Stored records
• • • • •
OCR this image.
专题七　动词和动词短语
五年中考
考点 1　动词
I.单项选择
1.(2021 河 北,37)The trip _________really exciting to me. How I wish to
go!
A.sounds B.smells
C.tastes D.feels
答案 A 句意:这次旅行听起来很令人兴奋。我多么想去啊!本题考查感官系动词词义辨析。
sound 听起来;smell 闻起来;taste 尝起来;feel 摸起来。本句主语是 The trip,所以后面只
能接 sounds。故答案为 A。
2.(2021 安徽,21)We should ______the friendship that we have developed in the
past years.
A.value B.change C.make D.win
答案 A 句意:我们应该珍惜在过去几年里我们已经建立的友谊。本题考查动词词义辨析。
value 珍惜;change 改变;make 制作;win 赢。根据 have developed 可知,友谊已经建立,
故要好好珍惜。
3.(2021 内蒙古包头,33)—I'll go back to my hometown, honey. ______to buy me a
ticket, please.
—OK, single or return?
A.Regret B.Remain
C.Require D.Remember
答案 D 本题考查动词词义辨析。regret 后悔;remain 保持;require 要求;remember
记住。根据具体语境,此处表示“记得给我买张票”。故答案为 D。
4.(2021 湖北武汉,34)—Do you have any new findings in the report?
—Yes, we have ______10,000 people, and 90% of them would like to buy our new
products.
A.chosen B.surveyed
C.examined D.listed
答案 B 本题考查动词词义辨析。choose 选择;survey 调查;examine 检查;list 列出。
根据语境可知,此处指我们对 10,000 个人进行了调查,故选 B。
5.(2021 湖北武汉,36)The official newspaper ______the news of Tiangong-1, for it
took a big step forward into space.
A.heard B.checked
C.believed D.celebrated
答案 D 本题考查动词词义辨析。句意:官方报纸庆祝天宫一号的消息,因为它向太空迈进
• • • • •
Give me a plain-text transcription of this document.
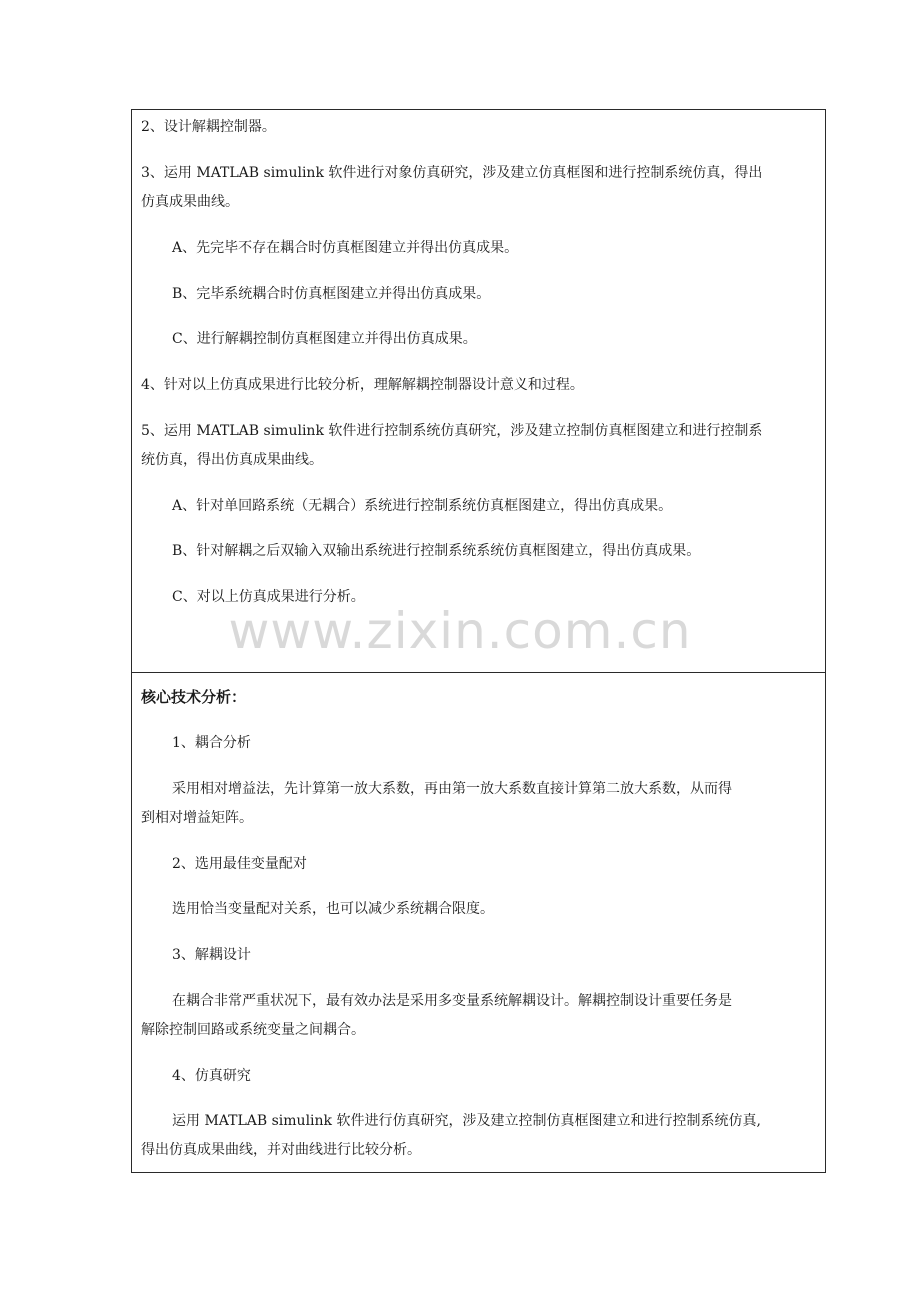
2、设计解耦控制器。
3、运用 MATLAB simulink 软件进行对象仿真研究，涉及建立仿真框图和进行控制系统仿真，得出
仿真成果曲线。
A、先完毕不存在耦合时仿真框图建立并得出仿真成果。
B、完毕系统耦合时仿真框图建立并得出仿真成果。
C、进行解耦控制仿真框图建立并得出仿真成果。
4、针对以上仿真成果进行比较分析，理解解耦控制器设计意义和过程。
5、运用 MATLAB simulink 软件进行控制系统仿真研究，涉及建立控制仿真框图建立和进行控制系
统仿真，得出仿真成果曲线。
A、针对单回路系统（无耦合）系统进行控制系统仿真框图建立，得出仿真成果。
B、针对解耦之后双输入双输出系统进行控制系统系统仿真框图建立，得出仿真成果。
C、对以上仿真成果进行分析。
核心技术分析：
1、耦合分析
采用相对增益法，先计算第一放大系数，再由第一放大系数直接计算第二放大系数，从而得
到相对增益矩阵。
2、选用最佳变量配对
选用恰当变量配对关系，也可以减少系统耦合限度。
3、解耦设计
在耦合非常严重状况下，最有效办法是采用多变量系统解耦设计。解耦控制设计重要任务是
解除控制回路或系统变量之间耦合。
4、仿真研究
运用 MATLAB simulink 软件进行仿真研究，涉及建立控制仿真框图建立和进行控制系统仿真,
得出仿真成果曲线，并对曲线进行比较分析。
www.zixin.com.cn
• • • • •
• _What you need to do_: Give only the number of lines in the records that contain the string "this".

• _Right answer_: 2